___ SOURCE MATERIAL ___
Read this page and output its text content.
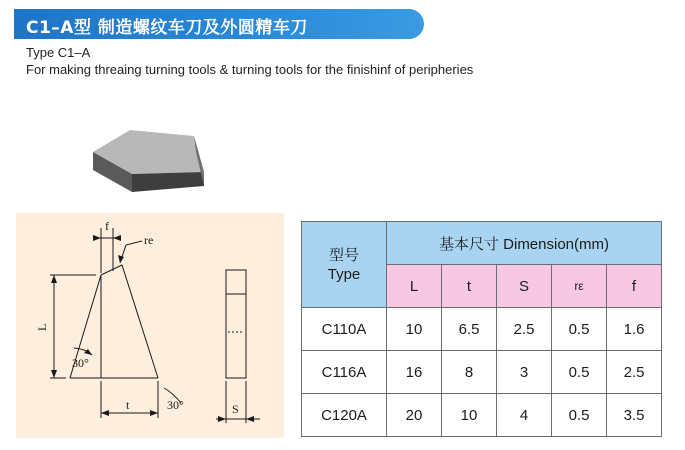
C1–A型 制造螺纹车刀及外圆精车刀
Type C1–A
For making threaing turning tools & turning tools for the finishinf of peripheries
f
re
L
30°
30°
t	S
型号
Type	基本尺寸 Dimension(mm)				
	L	t	S	rε	f
C110A	10	6.5	2.5	0.5	1.6
C116A	16	8	3	0.5	2.5
C120A	20	10	4	0.5	3.5
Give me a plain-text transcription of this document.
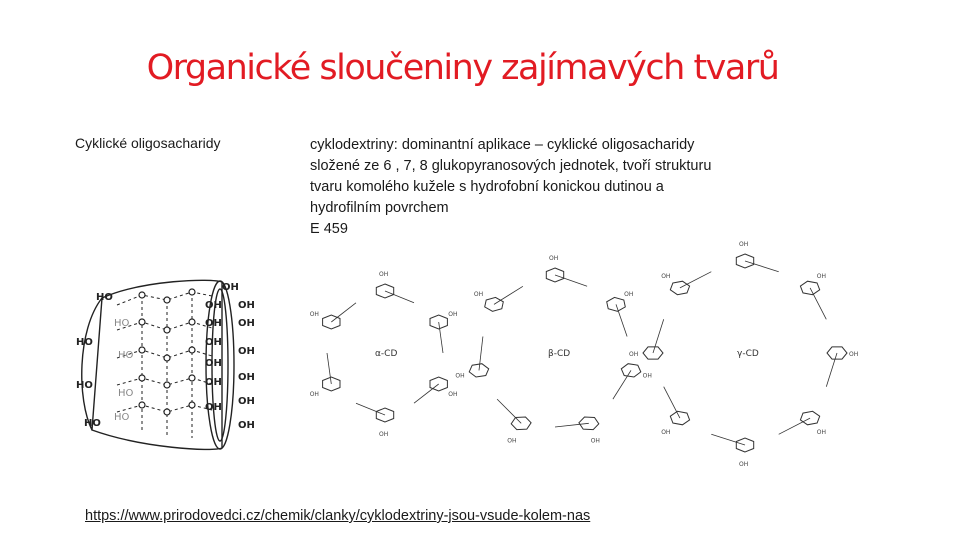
Organické sloučeniny zajímavých tvarů
Cyklické oligosacharidy	cyklodextriny: dominantní aplikace – cyklické oligosacharidy
složené ze 6 , 7, 8 glukopyranosových jednotek, tvoří strukturu
tvaru komolého kužele s hydrofobní konickou dutinou a
hydrofilním povrchem
E 459
HO
HO
HO
HO
HO
HO
HO
HO
OH
OH OH
OH OH
OH
OH
OH
OH
OH
OH
OH
OH
OH
OH
OH
OH
OH
OH
OH
OH
OH
OH
OH
OH
OH
OH
OH
OH
OH
OH
OH
OH
OH
α-CD	β-CD	γ-CD
https://www.prirodovedci.cz/chemik/clanky/cyklodextriny-jsou-vsude-kolem-nas
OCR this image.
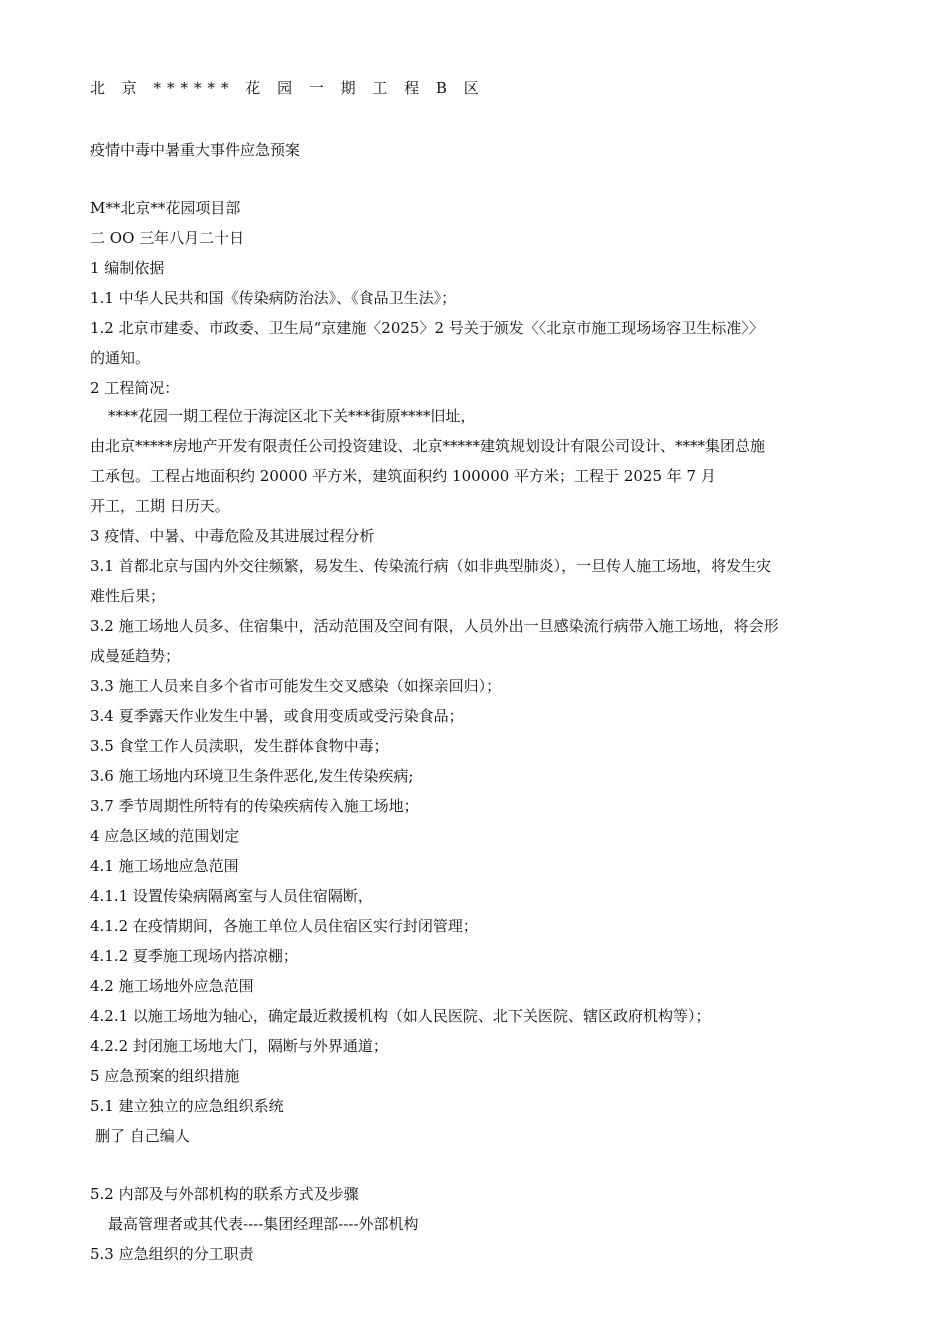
北 京 ****** 花 园 一 期 工 程 B 区
疫情中毒中暑重大事件应急预案
M**北京**花园项目部
二 OO 三年八月二十日
1 编制依据
1.1 中华人民共和国《传染病防治法》、《食品卫生法》；
1.2 北京市建委、市政委、卫生局“京建施〈2025〉2 号关于颁发〈〈北京市施工现场场容卫生标准〉〉
的通知。
2 工程简况：
****花园一期工程位于海淀区北下关***街原****旧址，
由北京*****房地产开发有限责任公司投资建设、北京*****建筑规划设计有限公司设计、****集团总施
工承包。工程占地面积约 20000 平方米，建筑面积约 100000 平方米；工程于 2025 年 7 月
开工，工期 日历天。
3 疫情、中暑、中毒危险及其进展过程分析
3.1 首都北京与国内外交往频繁，易发生、传染流行病（如非典型肺炎），一旦传人施工场地，将发生灾
难性后果；
3.2 施工场地人员多、住宿集中，活动范围及空间有限，人员外出一旦感染流行病带入施工场地，将会形
成曼延趋势；
3.3 施工人员来自多个省市可能发生交叉感染（如探亲回归）；
3.4 夏季露天作业发生中暑，或食用变质或受污染食品；
3.5 食堂工作人员渎职，发生群体食物中毒；
3.6 施工场地内环境卫生条件恶化,发生传染疾病;
3.7 季节周期性所特有的传染疾病传入施工场地；
4 应急区域的范围划定
4.1 施工场地应急范围
4.1.1 设置传染病隔离室与人员住宿隔断，
4.1.2 在疫情期间，各施工单位人员住宿区实行封闭管理；
4.1.2 夏季施工现场内搭凉棚；
4.2 施工场地外应急范围
4.2.1 以施工场地为轴心，确定最近救援机构（如人民医院、北下关医院、辖区政府机构等）；
4.2.2 封闭施工场地大门，隔断与外界通道；
5 应急预案的组织措施
5.1 建立独立的应急组织系统
删了 自己编人
5.2 内部及与外部机构的联系方式及步骤
最高管理者或其代表----集团经理部----外部机构
5.3 应急组织的分工职责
___
* WHAT YOU NEED TO DO
Search the records for the word "cyklodextriny" and copy every line where it occurs.

* SOLUTION TO THIS PROBLEM
Cyklické oligosacharidy	cyklodextriny: dominantní aplikace – cyklické oligosacharidy
https://www.prirodovedci.cz/chemik/clanky/cyklodextriny-jsou-vsude-kolem-nas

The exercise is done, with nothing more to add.